----- Given information -----

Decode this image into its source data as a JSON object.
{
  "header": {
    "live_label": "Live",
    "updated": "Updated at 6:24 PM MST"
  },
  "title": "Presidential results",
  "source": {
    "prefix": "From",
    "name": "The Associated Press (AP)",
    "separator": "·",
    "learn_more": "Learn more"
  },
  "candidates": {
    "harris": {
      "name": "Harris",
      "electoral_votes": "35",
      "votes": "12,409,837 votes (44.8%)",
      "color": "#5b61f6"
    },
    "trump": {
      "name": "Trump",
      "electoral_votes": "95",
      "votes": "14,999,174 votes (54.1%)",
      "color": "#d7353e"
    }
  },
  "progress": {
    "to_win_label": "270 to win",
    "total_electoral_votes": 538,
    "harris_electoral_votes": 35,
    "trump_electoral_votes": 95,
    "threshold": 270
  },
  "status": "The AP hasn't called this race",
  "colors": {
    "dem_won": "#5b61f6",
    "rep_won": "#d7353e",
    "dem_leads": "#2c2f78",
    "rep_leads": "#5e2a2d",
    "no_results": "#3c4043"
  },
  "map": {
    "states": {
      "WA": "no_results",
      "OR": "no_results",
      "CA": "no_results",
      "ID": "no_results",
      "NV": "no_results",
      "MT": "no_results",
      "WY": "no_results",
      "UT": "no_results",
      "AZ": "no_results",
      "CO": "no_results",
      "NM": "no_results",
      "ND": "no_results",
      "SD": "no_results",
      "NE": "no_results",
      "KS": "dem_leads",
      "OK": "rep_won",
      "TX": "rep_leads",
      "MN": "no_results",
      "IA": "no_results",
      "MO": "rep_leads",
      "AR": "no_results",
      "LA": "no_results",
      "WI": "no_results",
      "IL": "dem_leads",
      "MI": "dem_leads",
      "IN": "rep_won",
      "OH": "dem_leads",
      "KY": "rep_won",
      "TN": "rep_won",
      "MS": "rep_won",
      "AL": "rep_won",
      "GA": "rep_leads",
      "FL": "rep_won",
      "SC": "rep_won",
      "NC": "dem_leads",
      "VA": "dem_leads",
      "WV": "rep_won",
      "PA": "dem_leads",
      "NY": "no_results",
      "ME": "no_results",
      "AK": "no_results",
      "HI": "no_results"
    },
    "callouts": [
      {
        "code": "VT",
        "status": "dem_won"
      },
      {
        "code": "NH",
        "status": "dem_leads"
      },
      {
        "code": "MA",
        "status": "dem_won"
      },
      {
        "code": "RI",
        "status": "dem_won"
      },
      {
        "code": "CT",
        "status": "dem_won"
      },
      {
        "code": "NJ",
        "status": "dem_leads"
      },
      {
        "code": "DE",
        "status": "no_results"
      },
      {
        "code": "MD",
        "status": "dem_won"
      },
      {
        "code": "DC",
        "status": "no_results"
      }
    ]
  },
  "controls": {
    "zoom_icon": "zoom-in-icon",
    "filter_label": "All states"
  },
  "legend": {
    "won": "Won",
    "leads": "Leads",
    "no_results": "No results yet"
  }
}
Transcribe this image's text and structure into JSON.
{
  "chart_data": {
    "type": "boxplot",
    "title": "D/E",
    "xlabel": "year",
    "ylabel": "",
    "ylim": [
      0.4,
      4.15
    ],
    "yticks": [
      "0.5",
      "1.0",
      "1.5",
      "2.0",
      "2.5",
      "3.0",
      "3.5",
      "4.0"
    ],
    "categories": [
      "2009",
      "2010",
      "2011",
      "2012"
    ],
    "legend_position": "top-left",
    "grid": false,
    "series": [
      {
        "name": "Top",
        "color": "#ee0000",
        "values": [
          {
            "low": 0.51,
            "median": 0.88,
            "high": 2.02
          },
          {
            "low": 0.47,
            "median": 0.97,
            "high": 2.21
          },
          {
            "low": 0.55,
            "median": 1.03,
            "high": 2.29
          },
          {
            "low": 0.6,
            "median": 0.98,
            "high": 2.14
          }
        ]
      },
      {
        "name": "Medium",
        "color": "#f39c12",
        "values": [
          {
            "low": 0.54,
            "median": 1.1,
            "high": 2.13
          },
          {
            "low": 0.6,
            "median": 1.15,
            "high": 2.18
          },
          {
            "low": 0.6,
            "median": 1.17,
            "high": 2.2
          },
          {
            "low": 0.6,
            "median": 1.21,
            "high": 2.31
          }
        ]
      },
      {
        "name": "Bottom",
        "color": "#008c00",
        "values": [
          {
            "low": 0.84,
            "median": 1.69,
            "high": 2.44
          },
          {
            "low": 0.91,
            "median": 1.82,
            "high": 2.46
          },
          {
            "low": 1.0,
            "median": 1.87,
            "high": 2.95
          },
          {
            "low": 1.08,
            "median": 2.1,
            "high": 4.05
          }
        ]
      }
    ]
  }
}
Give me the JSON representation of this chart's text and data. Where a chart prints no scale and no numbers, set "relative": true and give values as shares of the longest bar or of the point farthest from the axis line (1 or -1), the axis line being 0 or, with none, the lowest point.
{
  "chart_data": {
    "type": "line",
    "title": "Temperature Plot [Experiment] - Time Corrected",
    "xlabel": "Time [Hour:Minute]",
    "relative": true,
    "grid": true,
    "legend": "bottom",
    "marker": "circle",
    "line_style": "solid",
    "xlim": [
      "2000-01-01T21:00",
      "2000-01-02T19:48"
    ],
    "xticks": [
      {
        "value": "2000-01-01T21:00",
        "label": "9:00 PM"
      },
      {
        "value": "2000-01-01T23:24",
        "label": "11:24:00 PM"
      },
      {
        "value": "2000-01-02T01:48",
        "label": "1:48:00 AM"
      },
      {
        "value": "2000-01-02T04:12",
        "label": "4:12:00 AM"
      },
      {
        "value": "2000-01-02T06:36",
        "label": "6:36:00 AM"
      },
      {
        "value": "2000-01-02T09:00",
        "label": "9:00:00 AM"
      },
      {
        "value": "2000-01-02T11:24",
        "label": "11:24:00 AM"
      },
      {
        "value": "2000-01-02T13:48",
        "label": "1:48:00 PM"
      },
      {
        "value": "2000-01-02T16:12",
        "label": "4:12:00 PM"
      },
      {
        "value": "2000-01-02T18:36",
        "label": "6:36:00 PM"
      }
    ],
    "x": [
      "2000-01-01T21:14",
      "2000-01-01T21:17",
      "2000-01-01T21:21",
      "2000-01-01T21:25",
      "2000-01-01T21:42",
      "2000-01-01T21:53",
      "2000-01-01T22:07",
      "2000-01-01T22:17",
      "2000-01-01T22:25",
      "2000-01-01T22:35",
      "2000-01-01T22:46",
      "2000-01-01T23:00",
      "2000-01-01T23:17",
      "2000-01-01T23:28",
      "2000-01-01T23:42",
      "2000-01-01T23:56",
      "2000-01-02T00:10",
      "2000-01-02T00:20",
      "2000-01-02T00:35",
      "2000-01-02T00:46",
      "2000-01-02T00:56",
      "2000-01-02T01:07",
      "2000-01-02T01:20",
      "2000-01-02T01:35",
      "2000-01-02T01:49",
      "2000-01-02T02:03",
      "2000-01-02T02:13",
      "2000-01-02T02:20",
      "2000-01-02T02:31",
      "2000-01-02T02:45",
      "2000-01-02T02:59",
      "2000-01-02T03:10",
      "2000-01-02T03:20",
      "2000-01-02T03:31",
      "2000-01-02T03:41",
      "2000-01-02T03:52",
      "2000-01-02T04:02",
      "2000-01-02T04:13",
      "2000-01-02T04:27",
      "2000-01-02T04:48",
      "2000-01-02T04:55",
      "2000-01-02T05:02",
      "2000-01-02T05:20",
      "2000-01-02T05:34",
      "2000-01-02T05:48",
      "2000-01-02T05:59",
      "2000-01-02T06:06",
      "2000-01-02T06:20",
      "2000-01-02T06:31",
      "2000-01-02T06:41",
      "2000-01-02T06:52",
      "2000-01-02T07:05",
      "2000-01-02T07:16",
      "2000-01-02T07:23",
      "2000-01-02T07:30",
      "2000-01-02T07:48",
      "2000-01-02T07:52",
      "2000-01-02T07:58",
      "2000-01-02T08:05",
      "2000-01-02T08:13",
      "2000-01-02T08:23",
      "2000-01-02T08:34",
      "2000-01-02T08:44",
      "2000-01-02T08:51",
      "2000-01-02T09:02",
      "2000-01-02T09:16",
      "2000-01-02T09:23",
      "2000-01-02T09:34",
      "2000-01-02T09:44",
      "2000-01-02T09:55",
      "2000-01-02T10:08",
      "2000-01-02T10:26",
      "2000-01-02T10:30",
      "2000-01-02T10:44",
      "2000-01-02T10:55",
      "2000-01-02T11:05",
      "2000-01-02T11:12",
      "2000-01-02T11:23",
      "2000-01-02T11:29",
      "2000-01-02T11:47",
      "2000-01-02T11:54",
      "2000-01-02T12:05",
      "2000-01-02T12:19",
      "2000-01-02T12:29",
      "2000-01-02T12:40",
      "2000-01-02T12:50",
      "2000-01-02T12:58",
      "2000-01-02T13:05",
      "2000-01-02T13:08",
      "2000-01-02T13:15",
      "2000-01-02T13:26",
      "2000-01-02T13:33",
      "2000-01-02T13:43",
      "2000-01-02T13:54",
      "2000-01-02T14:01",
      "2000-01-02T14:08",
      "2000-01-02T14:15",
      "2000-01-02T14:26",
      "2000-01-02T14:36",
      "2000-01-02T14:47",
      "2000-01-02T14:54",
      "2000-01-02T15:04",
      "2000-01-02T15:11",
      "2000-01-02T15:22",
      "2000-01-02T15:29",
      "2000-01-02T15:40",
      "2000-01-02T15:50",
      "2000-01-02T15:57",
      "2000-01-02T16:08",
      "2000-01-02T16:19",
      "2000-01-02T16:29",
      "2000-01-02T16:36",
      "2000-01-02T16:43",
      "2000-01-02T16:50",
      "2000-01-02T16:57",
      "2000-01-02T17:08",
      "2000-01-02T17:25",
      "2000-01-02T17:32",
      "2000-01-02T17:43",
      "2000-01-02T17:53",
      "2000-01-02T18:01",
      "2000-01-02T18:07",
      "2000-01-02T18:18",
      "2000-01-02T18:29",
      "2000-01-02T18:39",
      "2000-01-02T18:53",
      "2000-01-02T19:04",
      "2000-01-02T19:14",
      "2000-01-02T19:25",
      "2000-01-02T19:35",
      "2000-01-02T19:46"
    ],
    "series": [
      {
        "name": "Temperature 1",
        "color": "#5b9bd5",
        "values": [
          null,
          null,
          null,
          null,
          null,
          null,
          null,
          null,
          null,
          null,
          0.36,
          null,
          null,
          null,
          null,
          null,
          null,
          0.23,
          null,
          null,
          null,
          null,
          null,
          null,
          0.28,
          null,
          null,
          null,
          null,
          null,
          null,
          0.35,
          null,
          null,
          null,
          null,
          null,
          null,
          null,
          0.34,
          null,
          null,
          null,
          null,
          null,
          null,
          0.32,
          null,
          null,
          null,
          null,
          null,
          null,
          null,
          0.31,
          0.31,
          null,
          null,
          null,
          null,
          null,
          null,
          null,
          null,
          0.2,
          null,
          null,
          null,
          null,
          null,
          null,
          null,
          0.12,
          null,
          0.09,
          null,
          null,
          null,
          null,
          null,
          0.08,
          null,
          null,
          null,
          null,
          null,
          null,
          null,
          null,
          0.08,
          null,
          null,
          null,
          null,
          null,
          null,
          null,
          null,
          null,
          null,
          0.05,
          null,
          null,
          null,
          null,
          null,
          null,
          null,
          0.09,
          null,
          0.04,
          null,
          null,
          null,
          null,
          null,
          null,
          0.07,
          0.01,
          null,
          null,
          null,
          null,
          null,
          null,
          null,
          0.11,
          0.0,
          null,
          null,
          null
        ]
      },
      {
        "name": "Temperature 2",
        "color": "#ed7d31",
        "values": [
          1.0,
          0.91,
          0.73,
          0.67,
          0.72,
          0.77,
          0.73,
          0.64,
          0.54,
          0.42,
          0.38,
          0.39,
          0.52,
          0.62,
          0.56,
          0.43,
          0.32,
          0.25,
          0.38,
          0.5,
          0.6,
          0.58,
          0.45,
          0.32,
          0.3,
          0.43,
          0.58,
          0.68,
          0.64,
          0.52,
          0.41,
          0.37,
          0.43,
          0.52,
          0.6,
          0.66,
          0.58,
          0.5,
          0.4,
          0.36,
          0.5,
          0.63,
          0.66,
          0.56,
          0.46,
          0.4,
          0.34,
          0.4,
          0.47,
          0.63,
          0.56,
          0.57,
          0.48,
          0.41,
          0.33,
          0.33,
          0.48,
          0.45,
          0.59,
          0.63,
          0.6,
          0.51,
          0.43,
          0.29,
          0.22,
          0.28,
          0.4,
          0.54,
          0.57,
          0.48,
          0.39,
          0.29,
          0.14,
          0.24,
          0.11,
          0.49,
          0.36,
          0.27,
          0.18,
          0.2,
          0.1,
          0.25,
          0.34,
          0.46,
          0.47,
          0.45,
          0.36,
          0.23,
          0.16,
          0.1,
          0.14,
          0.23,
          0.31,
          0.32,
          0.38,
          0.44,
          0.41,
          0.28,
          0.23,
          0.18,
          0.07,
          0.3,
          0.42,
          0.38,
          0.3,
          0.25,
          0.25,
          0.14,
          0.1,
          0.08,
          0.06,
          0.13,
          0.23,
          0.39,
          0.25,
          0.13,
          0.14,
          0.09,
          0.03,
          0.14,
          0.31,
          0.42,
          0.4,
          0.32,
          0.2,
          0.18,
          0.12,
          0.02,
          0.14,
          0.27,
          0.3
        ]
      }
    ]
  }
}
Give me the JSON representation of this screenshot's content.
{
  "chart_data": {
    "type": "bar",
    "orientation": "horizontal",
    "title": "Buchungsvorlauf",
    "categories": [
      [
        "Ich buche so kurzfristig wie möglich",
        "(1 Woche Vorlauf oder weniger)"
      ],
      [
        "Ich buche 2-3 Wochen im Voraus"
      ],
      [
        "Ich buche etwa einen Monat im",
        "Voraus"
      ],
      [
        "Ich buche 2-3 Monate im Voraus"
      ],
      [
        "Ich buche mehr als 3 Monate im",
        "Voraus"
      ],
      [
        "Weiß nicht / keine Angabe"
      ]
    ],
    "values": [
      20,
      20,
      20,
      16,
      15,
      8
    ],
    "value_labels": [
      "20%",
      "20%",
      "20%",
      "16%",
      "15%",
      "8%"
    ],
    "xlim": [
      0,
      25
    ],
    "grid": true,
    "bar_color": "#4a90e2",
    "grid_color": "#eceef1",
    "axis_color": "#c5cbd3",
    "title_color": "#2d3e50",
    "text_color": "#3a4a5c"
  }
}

-----

> [Objective]:
Your answer should consist only of the lines from the one with "Give me the JSON representation of this screenshot's" through the end of the data above, reproduced exactly.

> [Exercise output]:
Give me the JSON representation of this screenshot's content.
{
  "chart_data": {
    "type": "bar",
    "orientation": "horizontal",
    "title": "Buchungsvorlauf",
    "categories": [
      [
        "Ich buche so kurzfristig wie möglich",
        "(1 Woche Vorlauf oder weniger)"
      ],
      [
        "Ich buche 2-3 Wochen im Voraus"
      ],
      [
        "Ich buche etwa einen Monat im",
        "Voraus"
      ],
      [
        "Ich buche 2-3 Monate im Voraus"
      ],
      [
        "Ich buche mehr als 3 Monate im",
        "Voraus"
      ],
      [
        "Weiß nicht / keine Angabe"
      ]
    ],
    "values": [
      20,
      20,
      20,
      16,
      15,
      8
    ],
    "value_labels": [
      "20%",
      "20%",
      "20%",
      "16%",
      "15%",
      "8%"
    ],
    "xlim": [
      0,
      25
    ],
    "grid": true,
    "bar_color": "#4a90e2",
    "grid_color": "#eceef1",
    "axis_color": "#c5cbd3",
    "title_color": "#2d3e50",
    "text_color": "#3a4a5c"
  }
}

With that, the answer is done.